▶ [Task description]:
Identify every line in the records below that contains the word "Choisissez", and copy each of those lines.

-- Begin --

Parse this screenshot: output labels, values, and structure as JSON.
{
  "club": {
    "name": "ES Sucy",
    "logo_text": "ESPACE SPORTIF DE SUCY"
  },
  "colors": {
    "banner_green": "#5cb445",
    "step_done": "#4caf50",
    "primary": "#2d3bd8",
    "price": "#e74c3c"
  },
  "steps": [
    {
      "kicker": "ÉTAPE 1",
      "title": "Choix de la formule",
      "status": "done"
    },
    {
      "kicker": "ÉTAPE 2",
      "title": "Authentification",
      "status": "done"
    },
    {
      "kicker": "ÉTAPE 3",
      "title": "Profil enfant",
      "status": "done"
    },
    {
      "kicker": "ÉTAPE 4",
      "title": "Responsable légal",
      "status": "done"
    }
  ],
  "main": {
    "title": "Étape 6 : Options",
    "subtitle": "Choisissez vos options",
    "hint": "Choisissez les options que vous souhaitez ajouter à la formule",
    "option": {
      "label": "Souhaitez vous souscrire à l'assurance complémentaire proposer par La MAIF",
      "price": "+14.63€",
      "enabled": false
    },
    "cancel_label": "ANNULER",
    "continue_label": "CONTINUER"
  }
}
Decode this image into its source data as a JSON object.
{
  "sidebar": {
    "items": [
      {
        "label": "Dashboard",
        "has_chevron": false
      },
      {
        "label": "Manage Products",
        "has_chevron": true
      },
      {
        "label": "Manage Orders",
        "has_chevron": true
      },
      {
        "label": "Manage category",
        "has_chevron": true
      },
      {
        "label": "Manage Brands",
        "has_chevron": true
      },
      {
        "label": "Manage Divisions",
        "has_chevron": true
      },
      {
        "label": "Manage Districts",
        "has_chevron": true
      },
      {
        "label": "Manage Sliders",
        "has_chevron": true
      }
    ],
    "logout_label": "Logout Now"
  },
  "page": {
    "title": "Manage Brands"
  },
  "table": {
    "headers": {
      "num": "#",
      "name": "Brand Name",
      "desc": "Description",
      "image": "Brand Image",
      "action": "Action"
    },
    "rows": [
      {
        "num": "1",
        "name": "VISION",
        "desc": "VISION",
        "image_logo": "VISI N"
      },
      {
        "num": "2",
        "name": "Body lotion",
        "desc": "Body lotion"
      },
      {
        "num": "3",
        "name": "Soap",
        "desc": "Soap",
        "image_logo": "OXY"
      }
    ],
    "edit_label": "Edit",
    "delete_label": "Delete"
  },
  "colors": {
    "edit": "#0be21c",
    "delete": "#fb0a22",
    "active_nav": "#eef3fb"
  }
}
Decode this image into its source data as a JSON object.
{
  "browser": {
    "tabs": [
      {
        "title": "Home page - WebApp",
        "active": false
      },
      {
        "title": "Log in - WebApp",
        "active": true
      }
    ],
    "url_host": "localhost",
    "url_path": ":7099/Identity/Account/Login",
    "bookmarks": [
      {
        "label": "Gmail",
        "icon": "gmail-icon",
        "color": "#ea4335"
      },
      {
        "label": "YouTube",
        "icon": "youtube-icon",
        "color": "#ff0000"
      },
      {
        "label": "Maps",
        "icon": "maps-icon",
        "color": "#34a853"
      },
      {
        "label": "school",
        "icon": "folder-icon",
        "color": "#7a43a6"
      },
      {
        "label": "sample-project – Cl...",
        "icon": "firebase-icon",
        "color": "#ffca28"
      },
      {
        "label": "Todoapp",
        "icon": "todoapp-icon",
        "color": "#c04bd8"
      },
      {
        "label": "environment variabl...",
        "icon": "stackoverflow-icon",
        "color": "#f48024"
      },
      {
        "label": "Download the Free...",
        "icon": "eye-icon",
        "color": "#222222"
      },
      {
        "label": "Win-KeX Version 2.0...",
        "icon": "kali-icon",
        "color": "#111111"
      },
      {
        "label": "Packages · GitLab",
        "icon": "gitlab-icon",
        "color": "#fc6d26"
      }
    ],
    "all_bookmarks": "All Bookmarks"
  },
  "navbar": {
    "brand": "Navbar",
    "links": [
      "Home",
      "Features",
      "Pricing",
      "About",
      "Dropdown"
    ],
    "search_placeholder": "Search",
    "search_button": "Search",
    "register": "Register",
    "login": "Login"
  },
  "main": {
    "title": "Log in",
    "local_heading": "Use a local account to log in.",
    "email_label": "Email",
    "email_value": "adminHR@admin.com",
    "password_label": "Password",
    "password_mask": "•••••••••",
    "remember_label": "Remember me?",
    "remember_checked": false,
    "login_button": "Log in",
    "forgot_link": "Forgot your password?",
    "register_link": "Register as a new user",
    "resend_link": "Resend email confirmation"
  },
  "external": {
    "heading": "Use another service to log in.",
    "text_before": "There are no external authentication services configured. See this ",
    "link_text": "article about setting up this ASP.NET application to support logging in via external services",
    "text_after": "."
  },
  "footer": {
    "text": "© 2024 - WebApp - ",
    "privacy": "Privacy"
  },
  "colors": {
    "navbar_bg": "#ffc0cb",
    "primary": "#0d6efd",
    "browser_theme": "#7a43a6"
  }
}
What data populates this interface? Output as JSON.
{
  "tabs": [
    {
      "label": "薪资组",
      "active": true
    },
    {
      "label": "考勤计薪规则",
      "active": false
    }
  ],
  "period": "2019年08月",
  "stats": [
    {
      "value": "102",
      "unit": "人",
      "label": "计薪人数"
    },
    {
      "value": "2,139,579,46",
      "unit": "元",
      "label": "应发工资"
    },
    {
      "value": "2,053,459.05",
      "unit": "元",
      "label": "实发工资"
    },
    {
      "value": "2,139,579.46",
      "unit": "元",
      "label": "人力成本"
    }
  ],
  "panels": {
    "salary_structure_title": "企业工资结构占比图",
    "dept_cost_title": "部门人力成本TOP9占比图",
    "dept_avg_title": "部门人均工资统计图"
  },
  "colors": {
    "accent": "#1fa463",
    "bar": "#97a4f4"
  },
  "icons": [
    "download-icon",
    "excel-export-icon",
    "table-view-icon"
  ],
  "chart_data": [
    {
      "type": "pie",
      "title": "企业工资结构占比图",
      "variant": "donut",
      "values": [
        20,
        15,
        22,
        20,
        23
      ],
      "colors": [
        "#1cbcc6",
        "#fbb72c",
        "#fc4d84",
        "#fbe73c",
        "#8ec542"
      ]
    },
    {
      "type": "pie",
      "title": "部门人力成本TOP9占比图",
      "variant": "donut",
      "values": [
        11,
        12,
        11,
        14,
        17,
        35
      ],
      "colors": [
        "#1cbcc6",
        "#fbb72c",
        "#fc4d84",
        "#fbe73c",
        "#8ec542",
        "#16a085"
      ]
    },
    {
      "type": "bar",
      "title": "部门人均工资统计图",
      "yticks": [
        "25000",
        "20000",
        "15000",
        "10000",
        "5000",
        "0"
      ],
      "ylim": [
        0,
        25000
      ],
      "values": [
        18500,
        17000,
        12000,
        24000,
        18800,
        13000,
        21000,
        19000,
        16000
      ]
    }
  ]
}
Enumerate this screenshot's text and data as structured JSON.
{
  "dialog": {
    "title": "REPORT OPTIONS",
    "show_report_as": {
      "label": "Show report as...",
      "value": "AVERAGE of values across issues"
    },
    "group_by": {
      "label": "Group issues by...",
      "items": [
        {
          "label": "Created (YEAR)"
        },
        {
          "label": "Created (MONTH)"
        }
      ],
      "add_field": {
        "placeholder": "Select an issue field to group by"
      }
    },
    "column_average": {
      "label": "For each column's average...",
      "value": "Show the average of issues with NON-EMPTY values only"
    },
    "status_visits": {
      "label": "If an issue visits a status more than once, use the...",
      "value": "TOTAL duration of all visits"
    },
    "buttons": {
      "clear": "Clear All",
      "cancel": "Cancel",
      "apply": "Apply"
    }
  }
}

-- End --

▶ [Exercise answer]:
    "subtitle": "Choisissez vos options",
    "hint": "Choisissez les options que vous souhaitez ajouter à la formule",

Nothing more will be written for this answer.